What the exercise asks ▸
Transcribe every entry word for word, but skip the images.

(Excerpts from a figure dataset)
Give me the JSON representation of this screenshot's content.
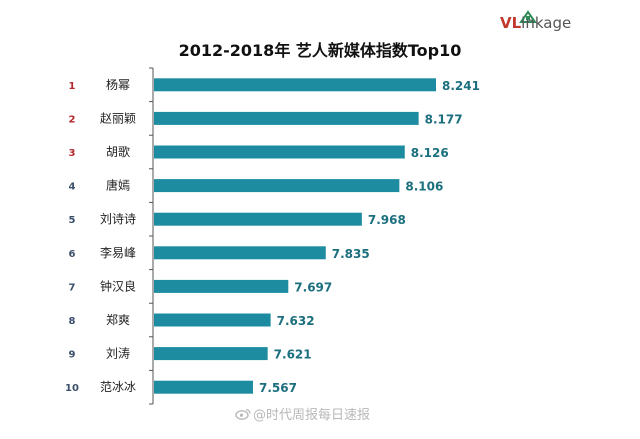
{
  "logo": {
    "v": "V",
    "l": "L",
    "rest": "inkage"
  },
  "watermark": "@时代周报每日速报",
  "colors": {
    "bar": "#1e8ca0",
    "rank_top": "#b3282d",
    "rank_other": "#3a4f6a",
    "value_text": "#1b6f7e"
  },
  "chart_data": {
    "type": "bar",
    "orientation": "horizontal",
    "title": "2012-2018年 艺人新媒体指数Top10",
    "ranks": [
      "1",
      "2",
      "3",
      "4",
      "5",
      "6",
      "7",
      "8",
      "9",
      "10"
    ],
    "categories": [
      "杨幂",
      "赵丽颖",
      "胡歌",
      "唐嫣",
      "刘诗诗",
      "李易峰",
      "钟汉良",
      "郑爽",
      "刘涛",
      "范冰冰"
    ],
    "values": [
      8.241,
      8.177,
      8.126,
      8.106,
      7.968,
      7.835,
      7.697,
      7.632,
      7.621,
      7.567
    ],
    "value_labels": [
      "8.241",
      "8.177",
      "8.126",
      "8.106",
      "7.968",
      "7.835",
      "7.697",
      "7.632",
      "7.621",
      "7.567"
    ],
    "xlabel": "",
    "ylabel": "",
    "grid": false,
    "legend": "none"
  }
}
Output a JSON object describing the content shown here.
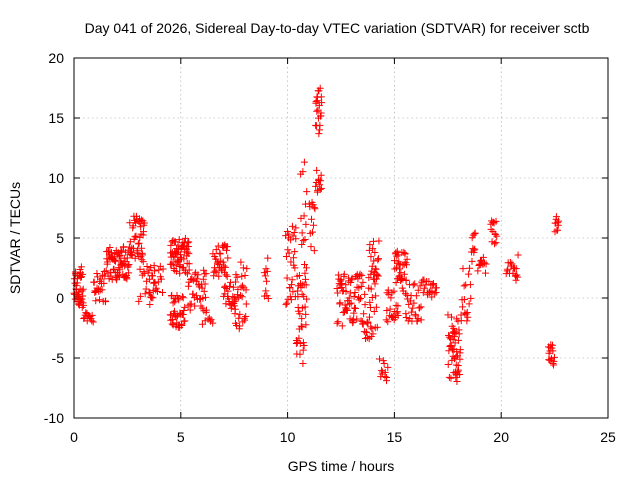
{
  "chart_data": {
    "type": "scatter",
    "title": "Day 041 of 2026, Sidereal Day-to-day VTEC variation (SDTVAR) for receiver sctb",
    "xlabel": "GPS time / hours",
    "ylabel": "SDTVAR / TECUs",
    "xlim": [
      0,
      25
    ],
    "ylim": [
      -10,
      20
    ],
    "xticks": [
      0,
      5,
      10,
      15,
      20,
      25
    ],
    "yticks": [
      -10,
      -5,
      0,
      5,
      10,
      15,
      20
    ],
    "grid": true,
    "marker": "+",
    "color": "#ff0000",
    "clusters": [
      {
        "x0": 0.0,
        "x1": 0.45,
        "ylo": -0.8,
        "yhi": 2.8,
        "n": 40
      },
      {
        "x0": 0.45,
        "x1": 0.9,
        "ylo": -2.0,
        "yhi": -1.2,
        "n": 14
      },
      {
        "x0": 0.9,
        "x1": 1.5,
        "ylo": -0.3,
        "yhi": 2.5,
        "n": 24
      },
      {
        "x0": 1.5,
        "x1": 2.6,
        "ylo": 1.5,
        "yhi": 4.3,
        "n": 70
      },
      {
        "x0": 2.6,
        "x1": 3.3,
        "ylo": 3.0,
        "yhi": 7.0,
        "n": 40
      },
      {
        "x0": 3.0,
        "x1": 3.8,
        "ylo": -0.5,
        "yhi": 3.5,
        "n": 25
      },
      {
        "x0": 3.5,
        "x1": 4.2,
        "ylo": -1.0,
        "yhi": 3.0,
        "n": 18
      },
      {
        "x0": 4.5,
        "x1": 5.4,
        "ylo": 2.0,
        "yhi": 5.0,
        "n": 60
      },
      {
        "x0": 4.5,
        "x1": 5.2,
        "ylo": -2.5,
        "yhi": 0.5,
        "n": 40
      },
      {
        "x0": 5.3,
        "x1": 6.2,
        "ylo": -1.0,
        "yhi": 2.5,
        "n": 40
      },
      {
        "x0": 6.0,
        "x1": 6.5,
        "ylo": -2.2,
        "yhi": -1.0,
        "n": 10
      },
      {
        "x0": 6.5,
        "x1": 7.2,
        "ylo": 1.5,
        "yhi": 4.5,
        "n": 35
      },
      {
        "x0": 7.0,
        "x1": 7.6,
        "ylo": -1.0,
        "yhi": 2.0,
        "n": 24
      },
      {
        "x0": 7.5,
        "x1": 8.1,
        "ylo": -2.8,
        "yhi": 3.0,
        "n": 30
      },
      {
        "x0": 8.9,
        "x1": 9.1,
        "ylo": -2.2,
        "yhi": 4.6,
        "n": 10
      },
      {
        "x0": 9.9,
        "x1": 10.4,
        "ylo": -1.0,
        "yhi": 6.0,
        "n": 30
      },
      {
        "x0": 10.4,
        "x1": 10.9,
        "ylo": -5.5,
        "yhi": 3.0,
        "n": 40
      },
      {
        "x0": 10.6,
        "x1": 10.9,
        "ylo": 4.0,
        "yhi": 11.5,
        "n": 12
      },
      {
        "x0": 11.0,
        "x1": 11.3,
        "ylo": 1.0,
        "yhi": 8.0,
        "n": 12
      },
      {
        "x0": 11.3,
        "x1": 11.6,
        "ylo": 13.5,
        "yhi": 17.6,
        "n": 22
      },
      {
        "x0": 11.3,
        "x1": 11.6,
        "ylo": 8.8,
        "yhi": 11.0,
        "n": 12
      },
      {
        "x0": 12.3,
        "x1": 13.2,
        "ylo": -2.5,
        "yhi": 2.0,
        "n": 50
      },
      {
        "x0": 13.2,
        "x1": 14.2,
        "ylo": -3.5,
        "yhi": 2.0,
        "n": 50
      },
      {
        "x0": 13.8,
        "x1": 14.3,
        "ylo": 1.5,
        "yhi": 4.8,
        "n": 20
      },
      {
        "x0": 14.3,
        "x1": 14.7,
        "ylo": -7.0,
        "yhi": -5.0,
        "n": 12
      },
      {
        "x0": 14.6,
        "x1": 15.2,
        "ylo": -2.0,
        "yhi": 1.0,
        "n": 22
      },
      {
        "x0": 15.0,
        "x1": 15.6,
        "ylo": 0.5,
        "yhi": 4.0,
        "n": 35
      },
      {
        "x0": 15.5,
        "x1": 16.3,
        "ylo": -2.0,
        "yhi": 1.5,
        "n": 30
      },
      {
        "x0": 16.3,
        "x1": 17.0,
        "ylo": 0.0,
        "yhi": 1.5,
        "n": 20
      },
      {
        "x0": 17.5,
        "x1": 18.1,
        "ylo": -7.0,
        "yhi": -1.0,
        "n": 40
      },
      {
        "x0": 17.7,
        "x1": 18.0,
        "ylo": -5.0,
        "yhi": -2.5,
        "n": 10
      },
      {
        "x0": 18.1,
        "x1": 18.6,
        "ylo": -3.0,
        "yhi": 2.6,
        "n": 18
      },
      {
        "x0": 18.6,
        "x1": 18.8,
        "ylo": 3.0,
        "yhi": 5.8,
        "n": 10
      },
      {
        "x0": 18.9,
        "x1": 19.3,
        "ylo": 2.0,
        "yhi": 3.5,
        "n": 12
      },
      {
        "x0": 19.5,
        "x1": 19.8,
        "ylo": 4.5,
        "yhi": 6.5,
        "n": 14
      },
      {
        "x0": 20.2,
        "x1": 20.6,
        "ylo": 2.0,
        "yhi": 3.0,
        "n": 10
      },
      {
        "x0": 20.6,
        "x1": 20.8,
        "ylo": 1.0,
        "yhi": 3.7,
        "n": 8
      },
      {
        "x0": 22.2,
        "x1": 22.5,
        "ylo": -6.2,
        "yhi": -3.5,
        "n": 16
      },
      {
        "x0": 22.5,
        "x1": 22.7,
        "ylo": 5.5,
        "yhi": 6.8,
        "n": 10
      }
    ]
  }
}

Expected output ▸
Give me the JSON representation of this screenshot's content.
{
  "logo": {
    "v": "V",
    "l": "L",
    "rest": "inkage"
  },
  "watermark": "@时代周报每日速报",
  "colors": {
    "bar": "#1e8ca0",
    "rank_top": "#b3282d",
    "rank_other": "#3a4f6a",
    "value_text": "#1b6f7e"
  },
  "chart_data": {
    "type": "bar",
    "orientation": "horizontal",
    "title": "2012-2018年 艺人新媒体指数Top10",
    "ranks": [
      "1",
      "2",
      "3",
      "4",
      "5",
      "6",
      "7",
      "8",
      "9",
      "10"
    ],
    "categories": [
      "杨幂",
      "赵丽颖",
      "胡歌",
      "唐嫣",
      "刘诗诗",
      "李易峰",
      "钟汉良",
      "郑爽",
      "刘涛",
      "范冰冰"
    ],
    "values": [
      8.241,
      8.177,
      8.126,
      8.106,
      7.968,
      7.835,
      7.697,
      7.632,
      7.621,
      7.567
    ],
    "value_labels": [
      "8.241",
      "8.177",
      "8.126",
      "8.106",
      "7.968",
      "7.835",
      "7.697",
      "7.632",
      "7.621",
      "7.567"
    ],
    "xlabel": "",
    "ylabel": "",
    "grid": false,
    "legend": "none"
  }
}
Output a JSON object describing the content shown here.
{
  "chart_data": {
    "type": "scatter",
    "title": "Day 041 of 2026, Sidereal Day-to-day VTEC variation (SDTVAR) for receiver sctb",
    "xlabel": "GPS time / hours",
    "ylabel": "SDTVAR / TECUs",
    "xlim": [
      0,
      25
    ],
    "ylim": [
      -10,
      20
    ],
    "xticks": [
      0,
      5,
      10,
      15,
      20,
      25
    ],
    "yticks": [
      -10,
      -5,
      0,
      5,
      10,
      15,
      20
    ],
    "grid": true,
    "marker": "+",
    "color": "#ff0000",
    "clusters": [
      {
        "x0": 0.0,
        "x1": 0.45,
        "ylo": -0.8,
        "yhi": 2.8,
        "n": 40
      },
      {
        "x0": 0.45,
        "x1": 0.9,
        "ylo": -2.0,
        "yhi": -1.2,
        "n": 14
      },
      {
        "x0": 0.9,
        "x1": 1.5,
        "ylo": -0.3,
        "yhi": 2.5,
        "n": 24
      },
      {
        "x0": 1.5,
        "x1": 2.6,
        "ylo": 1.5,
        "yhi": 4.3,
        "n": 70
      },
      {
        "x0": 2.6,
        "x1": 3.3,
        "ylo": 3.0,
        "yhi": 7.0,
        "n": 40
      },
      {
        "x0": 3.0,
        "x1": 3.8,
        "ylo": -0.5,
        "yhi": 3.5,
        "n": 25
      },
      {
        "x0": 3.5,
        "x1": 4.2,
        "ylo": -1.0,
        "yhi": 3.0,
        "n": 18
      },
      {
        "x0": 4.5,
        "x1": 5.4,
        "ylo": 2.0,
        "yhi": 5.0,
        "n": 60
      },
      {
        "x0": 4.5,
        "x1": 5.2,
        "ylo": -2.5,
        "yhi": 0.5,
        "n": 40
      },
      {
        "x0": 5.3,
        "x1": 6.2,
        "ylo": -1.0,
        "yhi": 2.5,
        "n": 40
      },
      {
        "x0": 6.0,
        "x1": 6.5,
        "ylo": -2.2,
        "yhi": -1.0,
        "n": 10
      },
      {
        "x0": 6.5,
        "x1": 7.2,
        "ylo": 1.5,
        "yhi": 4.5,
        "n": 35
      },
      {
        "x0": 7.0,
        "x1": 7.6,
        "ylo": -1.0,
        "yhi": 2.0,
        "n": 24
      },
      {
        "x0": 7.5,
        "x1": 8.1,
        "ylo": -2.8,
        "yhi": 3.0,
        "n": 30
      },
      {
        "x0": 8.9,
        "x1": 9.1,
        "ylo": -2.2,
        "yhi": 4.6,
        "n": 10
      },
      {
        "x0": 9.9,
        "x1": 10.4,
        "ylo": -1.0,
        "yhi": 6.0,
        "n": 30
      },
      {
        "x0": 10.4,
        "x1": 10.9,
        "ylo": -5.5,
        "yhi": 3.0,
        "n": 40
      },
      {
        "x0": 10.6,
        "x1": 10.9,
        "ylo": 4.0,
        "yhi": 11.5,
        "n": 12
      },
      {
        "x0": 11.0,
        "x1": 11.3,
        "ylo": 1.0,
        "yhi": 8.0,
        "n": 12
      },
      {
        "x0": 11.3,
        "x1": 11.6,
        "ylo": 13.5,
        "yhi": 17.6,
        "n": 22
      },
      {
        "x0": 11.3,
        "x1": 11.6,
        "ylo": 8.8,
        "yhi": 11.0,
        "n": 12
      },
      {
        "x0": 12.3,
        "x1": 13.2,
        "ylo": -2.5,
        "yhi": 2.0,
        "n": 50
      },
      {
        "x0": 13.2,
        "x1": 14.2,
        "ylo": -3.5,
        "yhi": 2.0,
        "n": 50
      },
      {
        "x0": 13.8,
        "x1": 14.3,
        "ylo": 1.5,
        "yhi": 4.8,
        "n": 20
      },
      {
        "x0": 14.3,
        "x1": 14.7,
        "ylo": -7.0,
        "yhi": -5.0,
        "n": 12
      },
      {
        "x0": 14.6,
        "x1": 15.2,
        "ylo": -2.0,
        "yhi": 1.0,
        "n": 22
      },
      {
        "x0": 15.0,
        "x1": 15.6,
        "ylo": 0.5,
        "yhi": 4.0,
        "n": 35
      },
      {
        "x0": 15.5,
        "x1": 16.3,
        "ylo": -2.0,
        "yhi": 1.5,
        "n": 30
      },
      {
        "x0": 16.3,
        "x1": 17.0,
        "ylo": 0.0,
        "yhi": 1.5,
        "n": 20
      },
      {
        "x0": 17.5,
        "x1": 18.1,
        "ylo": -7.0,
        "yhi": -1.0,
        "n": 40
      },
      {
        "x0": 17.7,
        "x1": 18.0,
        "ylo": -5.0,
        "yhi": -2.5,
        "n": 10
      },
      {
        "x0": 18.1,
        "x1": 18.6,
        "ylo": -3.0,
        "yhi": 2.6,
        "n": 18
      },
      {
        "x0": 18.6,
        "x1": 18.8,
        "ylo": 3.0,
        "yhi": 5.8,
        "n": 10
      },
      {
        "x0": 18.9,
        "x1": 19.3,
        "ylo": 2.0,
        "yhi": 3.5,
        "n": 12
      },
      {
        "x0": 19.5,
        "x1": 19.8,
        "ylo": 4.5,
        "yhi": 6.5,
        "n": 14
      },
      {
        "x0": 20.2,
        "x1": 20.6,
        "ylo": 2.0,
        "yhi": 3.0,
        "n": 10
      },
      {
        "x0": 20.6,
        "x1": 20.8,
        "ylo": 1.0,
        "yhi": 3.7,
        "n": 8
      },
      {
        "x0": 22.2,
        "x1": 22.5,
        "ylo": -6.2,
        "yhi": -3.5,
        "n": 16
      },
      {
        "x0": 22.5,
        "x1": 22.7,
        "ylo": 5.5,
        "yhi": 6.8,
        "n": 10
      }
    ]
  }
}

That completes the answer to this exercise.